State only how many lines contain the string "annotation".

_ _ _

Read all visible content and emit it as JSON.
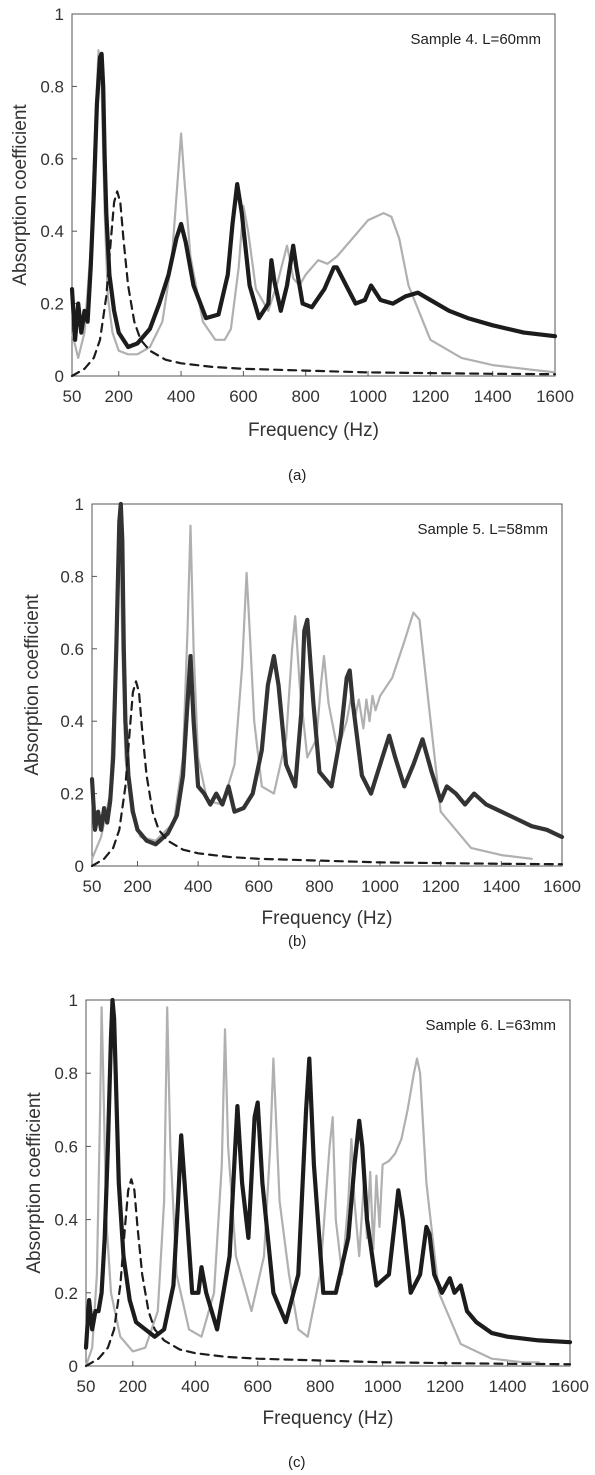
{
  "chart_data": [
    {
      "type": "line",
      "panel": "a",
      "caption": "(a)",
      "annotation": "Sample 4. L=60mm",
      "xlabel": "Frequency (Hz)",
      "ylabel": "Absorption coefficient",
      "xlim": [
        50,
        1600
      ],
      "ylim": [
        0,
        1
      ],
      "xticks": [
        "50",
        "200",
        "400",
        "600",
        "800",
        "1000",
        "1200",
        "1400",
        "1600"
      ],
      "yticks": [
        "0",
        "0.2",
        "0.4",
        "0.6",
        "0.8",
        "1"
      ],
      "grid": false,
      "series": [
        {
          "style": "gray-solid",
          "color": "#b0b0b0",
          "x": [
            50,
            70,
            90,
            110,
            125,
            135,
            145,
            155,
            165,
            180,
            200,
            230,
            260,
            300,
            340,
            370,
            390,
            400,
            410,
            430,
            470,
            510,
            540,
            560,
            585,
            600,
            615,
            640,
            680,
            710,
            740,
            750,
            760,
            780,
            800,
            840,
            870,
            900,
            950,
            1000,
            1050,
            1075,
            1100,
            1130,
            1200,
            1300,
            1400,
            1500,
            1600
          ],
          "y": [
            0.12,
            0.05,
            0.12,
            0.35,
            0.7,
            0.9,
            0.8,
            0.45,
            0.22,
            0.12,
            0.07,
            0.06,
            0.06,
            0.08,
            0.15,
            0.32,
            0.55,
            0.67,
            0.55,
            0.33,
            0.15,
            0.1,
            0.1,
            0.13,
            0.3,
            0.47,
            0.4,
            0.24,
            0.18,
            0.26,
            0.36,
            0.32,
            0.27,
            0.25,
            0.28,
            0.32,
            0.31,
            0.33,
            0.38,
            0.43,
            0.45,
            0.44,
            0.38,
            0.25,
            0.1,
            0.05,
            0.03,
            0.02,
            0.01
          ]
        },
        {
          "style": "black-dotted-thick",
          "color": "#1c1c1c",
          "x": [
            50,
            60,
            70,
            80,
            90,
            100,
            110,
            120,
            130,
            140,
            145,
            150,
            155,
            160,
            170,
            185,
            200,
            230,
            260,
            300,
            330,
            360,
            385,
            400,
            415,
            440,
            480,
            520,
            550,
            565,
            580,
            595,
            620,
            650,
            680,
            690,
            700,
            720,
            740,
            760,
            770,
            790,
            820,
            860,
            890,
            900,
            930,
            960,
            990,
            1010,
            1040,
            1080,
            1120,
            1160,
            1200,
            1260,
            1320,
            1400,
            1500,
            1600
          ],
          "y": [
            0.24,
            0.1,
            0.2,
            0.12,
            0.18,
            0.15,
            0.3,
            0.5,
            0.75,
            0.88,
            0.89,
            0.8,
            0.6,
            0.45,
            0.28,
            0.18,
            0.12,
            0.08,
            0.09,
            0.13,
            0.2,
            0.28,
            0.38,
            0.42,
            0.37,
            0.25,
            0.16,
            0.17,
            0.28,
            0.42,
            0.53,
            0.45,
            0.25,
            0.16,
            0.2,
            0.32,
            0.26,
            0.18,
            0.25,
            0.36,
            0.3,
            0.2,
            0.19,
            0.24,
            0.3,
            0.3,
            0.25,
            0.2,
            0.21,
            0.25,
            0.21,
            0.2,
            0.22,
            0.23,
            0.21,
            0.18,
            0.16,
            0.14,
            0.12,
            0.11
          ]
        },
        {
          "style": "black-dashed",
          "color": "#1c1c1c",
          "x": [
            50,
            90,
            120,
            140,
            160,
            175,
            185,
            195,
            205,
            215,
            230,
            250,
            270,
            300,
            350,
            400,
            500,
            600,
            800,
            1000,
            1200,
            1400,
            1600
          ],
          "y": [
            0.0,
            0.02,
            0.05,
            0.1,
            0.22,
            0.38,
            0.48,
            0.51,
            0.48,
            0.38,
            0.25,
            0.15,
            0.1,
            0.07,
            0.045,
            0.035,
            0.025,
            0.02,
            0.015,
            0.01,
            0.008,
            0.006,
            0.005
          ]
        }
      ]
    },
    {
      "type": "line",
      "panel": "b",
      "caption": "(b)",
      "annotation": "Sample 5. L=58mm",
      "xlabel": "Frequency (Hz)",
      "ylabel": "Absorption coefficient",
      "xlim": [
        50,
        1600
      ],
      "ylim": [
        0,
        1
      ],
      "xticks": [
        "50",
        "200",
        "400",
        "600",
        "800",
        "1000",
        "1200",
        "1400",
        "1600"
      ],
      "yticks": [
        "0",
        "0.2",
        "0.4",
        "0.6",
        "0.8",
        "1"
      ],
      "grid": false,
      "series": [
        {
          "style": "gray-solid",
          "color": "#b0b0b0",
          "x": [
            50,
            80,
            110,
            125,
            135,
            140,
            145,
            150,
            160,
            180,
            210,
            260,
            320,
            350,
            365,
            375,
            385,
            400,
            430,
            480,
            520,
            545,
            560,
            570,
            585,
            610,
            650,
            690,
            710,
            720,
            735,
            760,
            790,
            805,
            815,
            830,
            860,
            890,
            905,
            915,
            930,
            945,
            955,
            965,
            975,
            985,
            1000,
            1040,
            1080,
            1110,
            1130,
            1160,
            1200,
            1300,
            1400,
            1500
          ],
          "y": [
            0.02,
            0.08,
            0.2,
            0.5,
            0.85,
            0.98,
            0.85,
            0.6,
            0.3,
            0.15,
            0.08,
            0.07,
            0.12,
            0.3,
            0.65,
            0.94,
            0.6,
            0.3,
            0.18,
            0.17,
            0.28,
            0.55,
            0.81,
            0.65,
            0.4,
            0.22,
            0.2,
            0.35,
            0.6,
            0.69,
            0.5,
            0.3,
            0.35,
            0.5,
            0.58,
            0.45,
            0.32,
            0.4,
            0.47,
            0.4,
            0.46,
            0.38,
            0.46,
            0.4,
            0.47,
            0.43,
            0.47,
            0.52,
            0.62,
            0.7,
            0.68,
            0.45,
            0.15,
            0.05,
            0.03,
            0.02
          ]
        },
        {
          "style": "black-dotted-thick",
          "color": "#333333",
          "x": [
            50,
            60,
            70,
            80,
            90,
            100,
            110,
            120,
            130,
            140,
            145,
            150,
            155,
            160,
            170,
            185,
            200,
            230,
            260,
            300,
            330,
            350,
            365,
            375,
            385,
            400,
            420,
            440,
            460,
            480,
            500,
            520,
            550,
            580,
            610,
            630,
            650,
            665,
            690,
            720,
            740,
            750,
            760,
            780,
            800,
            840,
            870,
            890,
            900,
            910,
            940,
            970,
            1000,
            1030,
            1050,
            1080,
            1110,
            1140,
            1170,
            1200,
            1220,
            1250,
            1280,
            1310,
            1350,
            1400,
            1450,
            1500,
            1550,
            1600
          ],
          "y": [
            0.24,
            0.1,
            0.15,
            0.1,
            0.16,
            0.12,
            0.18,
            0.3,
            0.6,
            0.95,
            1.0,
            0.9,
            0.6,
            0.4,
            0.25,
            0.15,
            0.1,
            0.07,
            0.06,
            0.09,
            0.14,
            0.25,
            0.45,
            0.58,
            0.4,
            0.22,
            0.2,
            0.17,
            0.2,
            0.17,
            0.22,
            0.15,
            0.16,
            0.2,
            0.32,
            0.5,
            0.58,
            0.5,
            0.28,
            0.22,
            0.42,
            0.65,
            0.68,
            0.45,
            0.26,
            0.22,
            0.36,
            0.52,
            0.54,
            0.45,
            0.25,
            0.2,
            0.28,
            0.36,
            0.3,
            0.22,
            0.28,
            0.35,
            0.26,
            0.18,
            0.22,
            0.2,
            0.17,
            0.2,
            0.17,
            0.15,
            0.13,
            0.11,
            0.1,
            0.08
          ]
        },
        {
          "style": "black-dashed",
          "color": "#1c1c1c",
          "x": [
            50,
            90,
            120,
            140,
            160,
            175,
            185,
            195,
            205,
            215,
            230,
            250,
            270,
            300,
            350,
            400,
            500,
            600,
            800,
            1000,
            1200,
            1400,
            1600
          ],
          "y": [
            0.0,
            0.02,
            0.05,
            0.1,
            0.22,
            0.38,
            0.48,
            0.51,
            0.48,
            0.38,
            0.25,
            0.15,
            0.1,
            0.07,
            0.045,
            0.035,
            0.025,
            0.02,
            0.015,
            0.01,
            0.008,
            0.006,
            0.005
          ]
        }
      ]
    },
    {
      "type": "line",
      "panel": "c",
      "caption": "(c)",
      "annotation": "Sample 6. L=63mm",
      "xlabel": "Frequency (Hz)",
      "ylabel": "Absorption coefficient",
      "xlim": [
        50,
        1600
      ],
      "ylim": [
        0,
        1
      ],
      "xticks": [
        "50",
        "200",
        "400",
        "600",
        "800",
        "1000",
        "1200",
        "1400",
        "1600"
      ],
      "yticks": [
        "0",
        "0.2",
        "0.4",
        "0.6",
        "0.8",
        "1"
      ],
      "grid": false,
      "series": [
        {
          "style": "gray-solid",
          "color": "#b0b0b0",
          "x": [
            50,
            70,
            85,
            95,
            100,
            105,
            115,
            130,
            160,
            200,
            240,
            280,
            300,
            310,
            320,
            340,
            380,
            420,
            460,
            485,
            495,
            505,
            530,
            580,
            620,
            640,
            650,
            670,
            700,
            730,
            760,
            800,
            830,
            840,
            850,
            870,
            890,
            900,
            910,
            925,
            940,
            950,
            960,
            970,
            980,
            990,
            1000,
            1020,
            1040,
            1060,
            1080,
            1100,
            1110,
            1120,
            1140,
            1180,
            1250,
            1350,
            1450,
            1500
          ],
          "y": [
            0.0,
            0.05,
            0.25,
            0.7,
            0.98,
            0.8,
            0.4,
            0.2,
            0.08,
            0.04,
            0.05,
            0.15,
            0.45,
            0.98,
            0.6,
            0.25,
            0.1,
            0.08,
            0.2,
            0.55,
            0.92,
            0.6,
            0.3,
            0.15,
            0.3,
            0.6,
            0.84,
            0.45,
            0.25,
            0.1,
            0.08,
            0.25,
            0.6,
            0.68,
            0.4,
            0.25,
            0.45,
            0.62,
            0.45,
            0.3,
            0.5,
            0.35,
            0.53,
            0.32,
            0.52,
            0.38,
            0.55,
            0.56,
            0.58,
            0.62,
            0.7,
            0.8,
            0.84,
            0.8,
            0.5,
            0.2,
            0.06,
            0.02,
            0.01,
            0.01
          ]
        },
        {
          "style": "black-dotted-thick",
          "color": "#1c1c1c",
          "x": [
            50,
            60,
            70,
            80,
            90,
            100,
            110,
            120,
            130,
            135,
            140,
            145,
            155,
            170,
            190,
            210,
            240,
            270,
            300,
            330,
            345,
            355,
            370,
            390,
            410,
            420,
            435,
            470,
            510,
            525,
            535,
            550,
            570,
            590,
            600,
            615,
            650,
            690,
            730,
            755,
            765,
            780,
            810,
            850,
            890,
            910,
            925,
            935,
            950,
            980,
            1020,
            1040,
            1050,
            1065,
            1090,
            1120,
            1140,
            1150,
            1165,
            1190,
            1215,
            1230,
            1250,
            1270,
            1300,
            1350,
            1400,
            1500,
            1600
          ],
          "y": [
            0.05,
            0.18,
            0.1,
            0.15,
            0.15,
            0.2,
            0.35,
            0.6,
            0.9,
            1.0,
            0.95,
            0.8,
            0.5,
            0.3,
            0.18,
            0.12,
            0.1,
            0.08,
            0.1,
            0.22,
            0.45,
            0.63,
            0.45,
            0.2,
            0.2,
            0.27,
            0.2,
            0.1,
            0.3,
            0.55,
            0.71,
            0.5,
            0.35,
            0.68,
            0.72,
            0.5,
            0.2,
            0.12,
            0.25,
            0.7,
            0.84,
            0.55,
            0.2,
            0.2,
            0.35,
            0.55,
            0.67,
            0.6,
            0.4,
            0.22,
            0.25,
            0.4,
            0.48,
            0.4,
            0.2,
            0.25,
            0.38,
            0.36,
            0.25,
            0.2,
            0.24,
            0.2,
            0.22,
            0.15,
            0.12,
            0.09,
            0.08,
            0.07,
            0.065
          ]
        },
        {
          "style": "black-dashed",
          "color": "#1c1c1c",
          "x": [
            50,
            90,
            120,
            140,
            160,
            175,
            185,
            195,
            205,
            215,
            230,
            250,
            270,
            300,
            350,
            400,
            500,
            600,
            800,
            1000,
            1200,
            1400,
            1600
          ],
          "y": [
            0.0,
            0.02,
            0.05,
            0.1,
            0.22,
            0.38,
            0.48,
            0.51,
            0.48,
            0.38,
            0.25,
            0.15,
            0.1,
            0.07,
            0.045,
            0.035,
            0.025,
            0.02,
            0.015,
            0.01,
            0.008,
            0.006,
            0.005
          ]
        }
      ]
    }
  ]
}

_ _ _

→ **Solution for this task**
3